◆ **WORK INSTRUCTIONS**:
From the listing below, extract every line in which the word "more" appears.

◆ **TASK INPUT**:
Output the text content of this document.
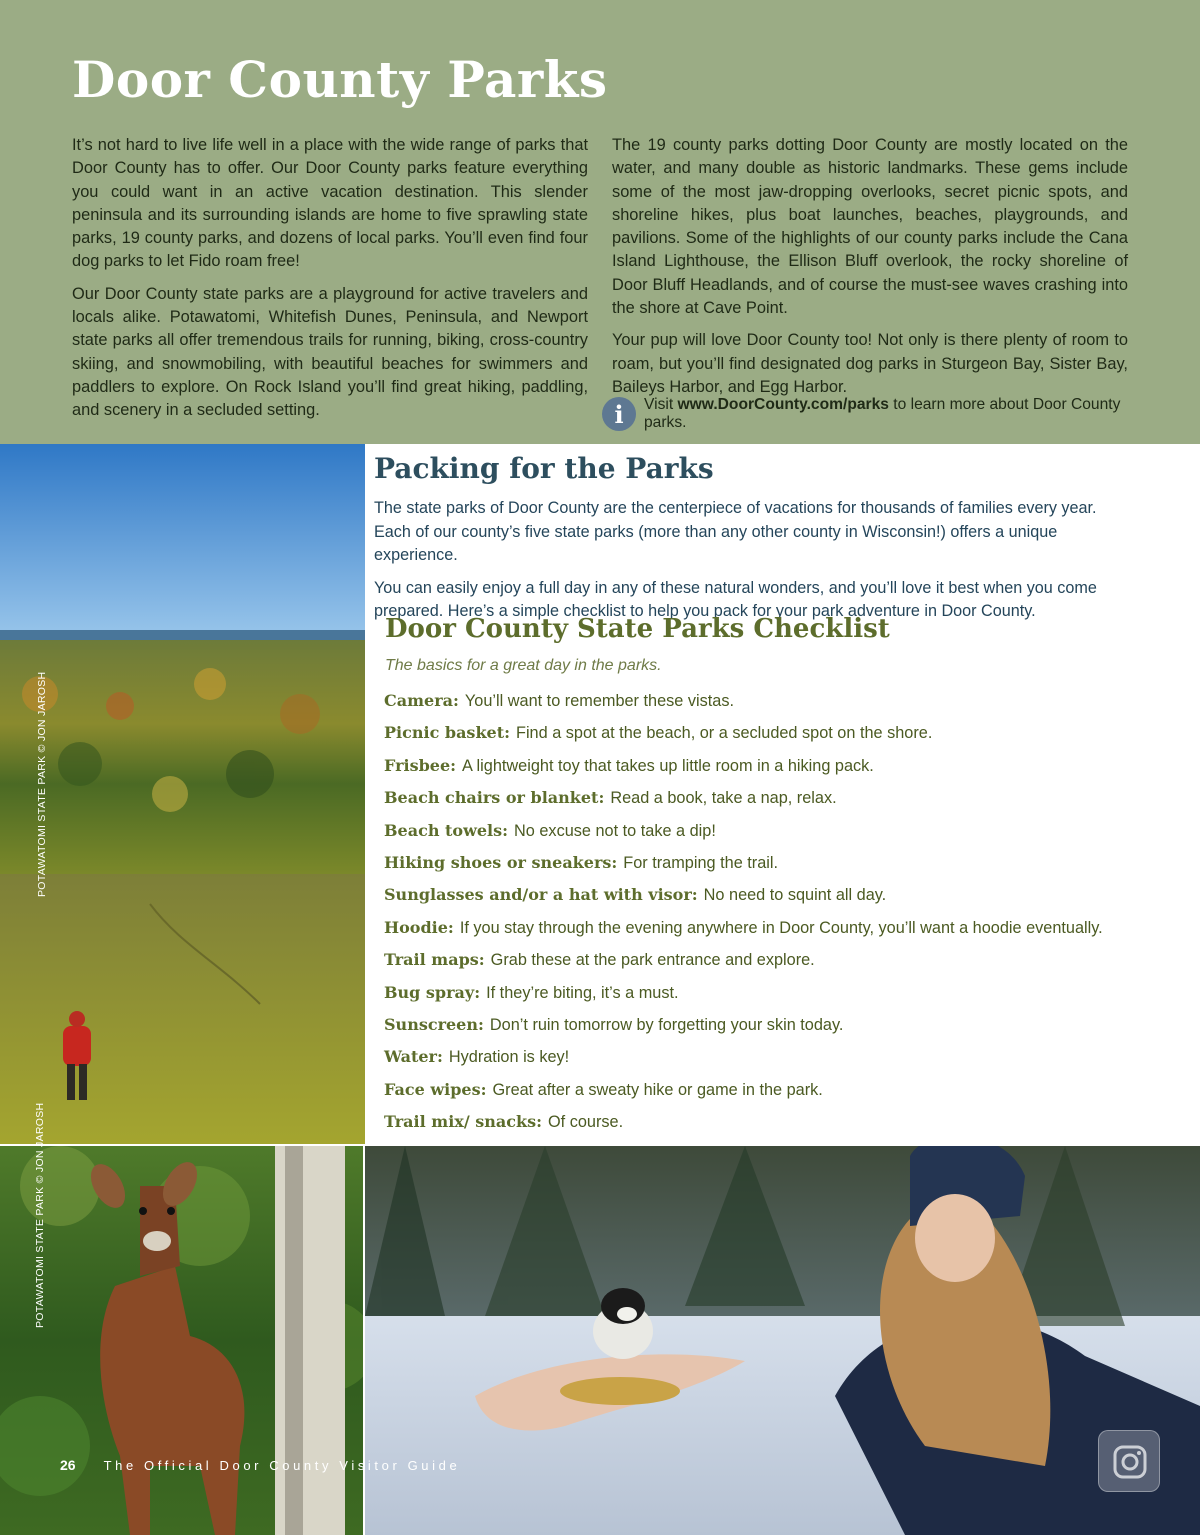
Door County Parks

It’s not hard to live life well in a place with the wide range of parks that Door County has to offer. Our Door County parks feature everything you could want in an active vacation destination. This slender peninsula and its surrounding islands are home to five sprawling state parks, 19 county parks, and dozens of local parks. You’ll even find four dog parks to let Fido roam free!

Our Door County state parks are a playground for active travelers and locals alike. Potawatomi, Whitefish Dunes, Peninsula, and Newport state parks all offer tremendous trails for running, biking, cross-country skiing, and snowmobiling, with beautiful beaches for swimmers and paddlers to explore. On Rock Island you’ll find great hiking, paddling, and scenery in a secluded setting.

The 19 county parks dotting Door County are mostly located on the water, and many double as historic landmarks. These gems include some of the most jaw-dropping overlooks, secret picnic spots, and shoreline hikes, plus boat launches, beaches, playgrounds, and pavilions. Some of the highlights of our county parks include the Cana Island Lighthouse, the Ellison Bluff overlook, the rocky shoreline of Door Bluff Headlands, and of course the must-see waves crashing into the shore at Cave Point.

Your pup will love Door County too! Not only is there plenty of room to roam, but you’ll find designated dog parks in Sturgeon Bay, Sister Bay, Baileys Harbor, and Egg Harbor.

i	Visit www.DoorCounty.com/parks to learn more about Door County parks.
POTAWATOMI STATE PARK © JON JAROSH
POTAWATOMI STATE PARK © JON JAROSH
Packing for the Parks

The state parks of Door County are the centerpiece of vacations for thousands of families every year. Each of our county’s five state parks (more than any other county in Wisconsin!) offers a unique experience.

You can easily enjoy a full day in any of these natural wonders, and you’ll love it best when you come prepared. Here’s a simple checklist to help you pack for your park adventure in Door County.

Door County State Parks Checklist
The basics for a great day in the parks.
Camera: You’ll want to remember these vistas.
Picnic basket: Find a spot at the beach, or a secluded spot on the shore.
Frisbee: A lightweight toy that takes up little room in a hiking pack.
Beach chairs or blanket: Read a book, take a nap, relax.
Beach towels: No excuse not to take a dip!
Hiking shoes or sneakers: For tramping the trail.
Sunglasses and/or a hat with visor: No need to squint all day.
Hoodie: If you stay through the evening anywhere in Door County, you’ll want a hoodie eventually.
Trail maps: Grab these at the park entrance and explore.
Bug spray: If they’re biting, it’s a must.
Sunscreen: Don’t ruin tomorrow by forgetting your skin today.
Water: Hydration is key!
Face wipes: Great after a sweaty hike or game in the park.
Trail mix/ snacks: Of course.
26 The Official Door County Visitor Guide
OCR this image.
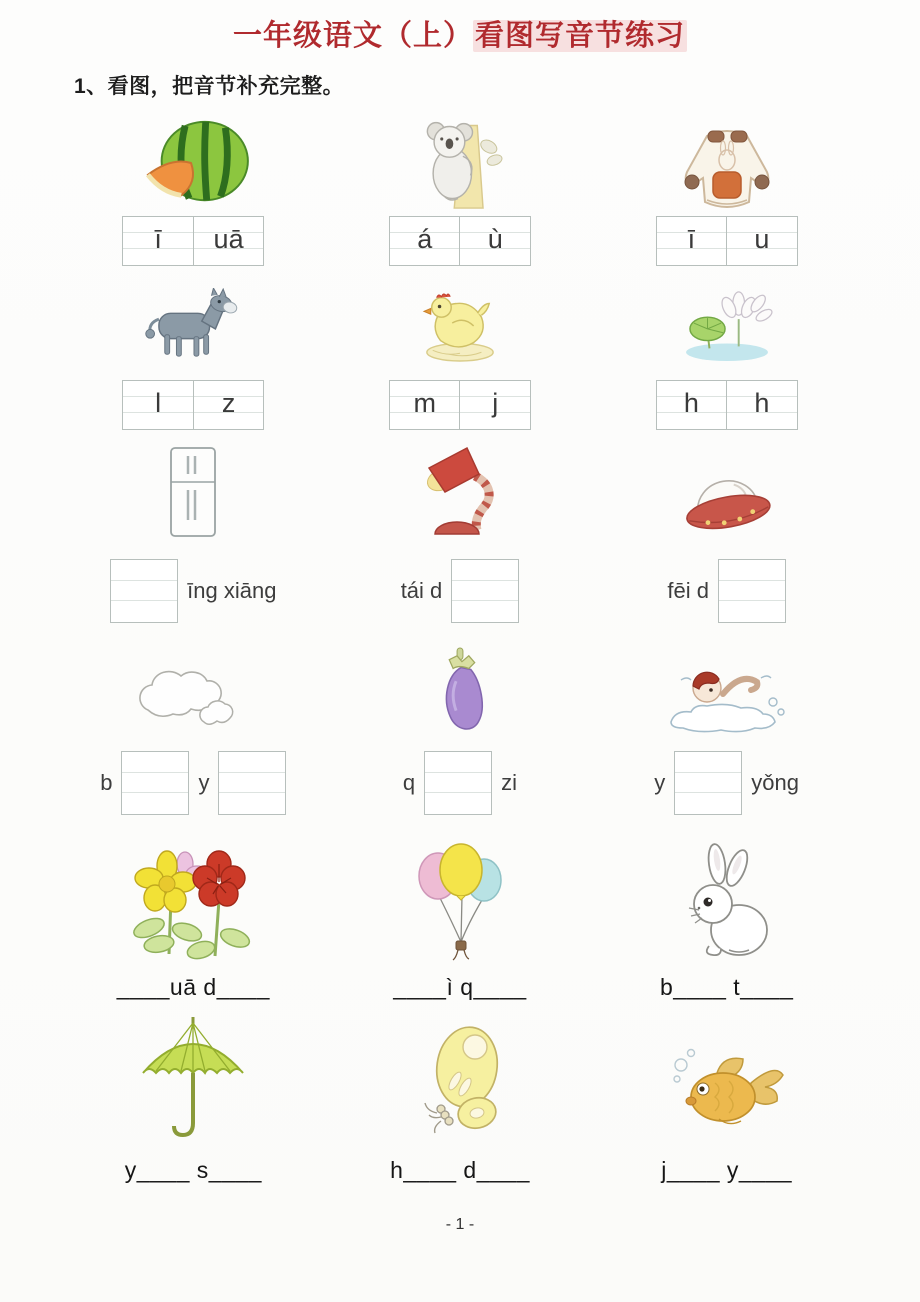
一年级语文（上）看图写音节练习
1、看图，把音节补充完整。
ī	uā	á	ù	ī	u
l	z	m	j	h	h
īng xiāng	tái d	fēi d
b	y	q	zi	y	yǒng
____uā d____	____ì q____	b____ t____
y____ s____	h____ d____	j____ y____
- 1 -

◆ **SOLUTION TO THE EXERCISE**:
i	Visit www.DoorCounty.com/parks to learn more about Door County parks.
The state parks of Door County are the centerpiece of vacations for thousands of families every year. Each of our county’s five state parks (more than any other county in Wisconsin!) offers a unique experience.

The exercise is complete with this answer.